● What you have to do
Gather up the lines that contain "reverse".

· · · ·

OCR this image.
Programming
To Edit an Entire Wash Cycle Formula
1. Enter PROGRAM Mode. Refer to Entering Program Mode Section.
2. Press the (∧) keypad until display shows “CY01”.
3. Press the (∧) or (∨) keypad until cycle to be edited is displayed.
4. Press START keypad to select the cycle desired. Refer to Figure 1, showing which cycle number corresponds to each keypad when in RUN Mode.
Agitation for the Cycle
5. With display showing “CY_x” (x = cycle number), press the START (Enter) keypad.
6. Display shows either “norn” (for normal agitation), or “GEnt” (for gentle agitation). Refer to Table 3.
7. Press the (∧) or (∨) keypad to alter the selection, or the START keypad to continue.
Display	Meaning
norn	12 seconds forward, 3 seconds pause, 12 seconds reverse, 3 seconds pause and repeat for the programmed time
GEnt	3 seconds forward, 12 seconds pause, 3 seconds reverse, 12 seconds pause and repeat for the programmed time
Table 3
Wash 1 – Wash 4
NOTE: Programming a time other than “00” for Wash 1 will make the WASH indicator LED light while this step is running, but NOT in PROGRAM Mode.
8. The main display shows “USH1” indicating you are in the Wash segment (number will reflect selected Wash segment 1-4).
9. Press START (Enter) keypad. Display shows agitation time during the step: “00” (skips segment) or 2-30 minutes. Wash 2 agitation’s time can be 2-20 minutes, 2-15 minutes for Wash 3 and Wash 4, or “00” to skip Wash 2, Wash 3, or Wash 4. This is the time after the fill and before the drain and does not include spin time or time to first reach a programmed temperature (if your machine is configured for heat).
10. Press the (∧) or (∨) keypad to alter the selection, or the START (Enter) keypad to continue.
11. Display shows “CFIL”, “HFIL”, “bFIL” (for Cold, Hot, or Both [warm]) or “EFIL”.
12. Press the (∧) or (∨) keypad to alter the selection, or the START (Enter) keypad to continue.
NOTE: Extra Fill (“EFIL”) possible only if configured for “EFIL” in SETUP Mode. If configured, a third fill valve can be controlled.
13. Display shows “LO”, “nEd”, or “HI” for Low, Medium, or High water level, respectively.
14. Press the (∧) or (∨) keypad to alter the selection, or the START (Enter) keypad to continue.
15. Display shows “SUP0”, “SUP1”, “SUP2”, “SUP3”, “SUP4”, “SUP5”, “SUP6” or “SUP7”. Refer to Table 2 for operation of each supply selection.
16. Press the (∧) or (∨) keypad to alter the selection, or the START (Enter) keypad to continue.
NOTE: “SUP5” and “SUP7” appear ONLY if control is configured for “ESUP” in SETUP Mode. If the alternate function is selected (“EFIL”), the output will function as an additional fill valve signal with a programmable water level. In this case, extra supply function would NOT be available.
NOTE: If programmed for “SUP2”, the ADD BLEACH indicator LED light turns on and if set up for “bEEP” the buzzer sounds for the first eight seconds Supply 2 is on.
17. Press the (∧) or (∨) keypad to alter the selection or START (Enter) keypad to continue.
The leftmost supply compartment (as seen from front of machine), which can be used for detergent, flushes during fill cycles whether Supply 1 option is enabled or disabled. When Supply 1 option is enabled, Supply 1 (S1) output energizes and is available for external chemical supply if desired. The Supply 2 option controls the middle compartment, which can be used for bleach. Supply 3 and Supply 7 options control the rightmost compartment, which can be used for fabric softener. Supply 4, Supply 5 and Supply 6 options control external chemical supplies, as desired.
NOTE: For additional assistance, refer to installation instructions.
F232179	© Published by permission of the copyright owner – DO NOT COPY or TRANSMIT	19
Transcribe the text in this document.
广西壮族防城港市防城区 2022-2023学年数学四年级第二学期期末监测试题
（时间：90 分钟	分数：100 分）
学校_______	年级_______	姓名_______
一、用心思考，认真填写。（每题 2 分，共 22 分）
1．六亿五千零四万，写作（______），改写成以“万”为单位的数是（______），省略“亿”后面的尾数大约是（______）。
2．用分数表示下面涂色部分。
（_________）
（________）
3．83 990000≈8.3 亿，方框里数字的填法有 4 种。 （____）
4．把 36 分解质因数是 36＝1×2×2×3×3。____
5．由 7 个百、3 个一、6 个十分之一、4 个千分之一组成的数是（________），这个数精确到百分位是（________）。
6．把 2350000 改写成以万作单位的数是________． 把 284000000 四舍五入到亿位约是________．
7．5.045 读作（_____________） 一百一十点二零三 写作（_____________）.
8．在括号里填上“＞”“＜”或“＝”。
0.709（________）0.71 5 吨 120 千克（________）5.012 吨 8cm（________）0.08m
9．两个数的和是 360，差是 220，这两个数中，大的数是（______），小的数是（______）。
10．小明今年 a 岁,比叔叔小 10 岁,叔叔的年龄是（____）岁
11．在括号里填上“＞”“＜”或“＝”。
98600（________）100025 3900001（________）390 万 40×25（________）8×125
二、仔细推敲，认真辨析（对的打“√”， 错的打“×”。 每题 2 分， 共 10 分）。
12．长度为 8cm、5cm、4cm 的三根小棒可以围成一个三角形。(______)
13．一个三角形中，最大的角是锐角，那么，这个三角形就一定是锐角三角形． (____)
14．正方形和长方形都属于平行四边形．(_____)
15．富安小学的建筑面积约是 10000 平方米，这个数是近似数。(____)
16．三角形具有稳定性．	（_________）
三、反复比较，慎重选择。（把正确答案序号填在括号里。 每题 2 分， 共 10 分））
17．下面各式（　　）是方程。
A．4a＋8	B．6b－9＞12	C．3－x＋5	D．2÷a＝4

· · · ·

● Completed task
norn	12 seconds forward, 3 seconds pause, 12 seconds reverse, 3 seconds pause and repeat for the programmed time
GEnt	3 seconds forward, 12 seconds pause, 3 seconds reverse, 12 seconds pause and repeat for the programmed time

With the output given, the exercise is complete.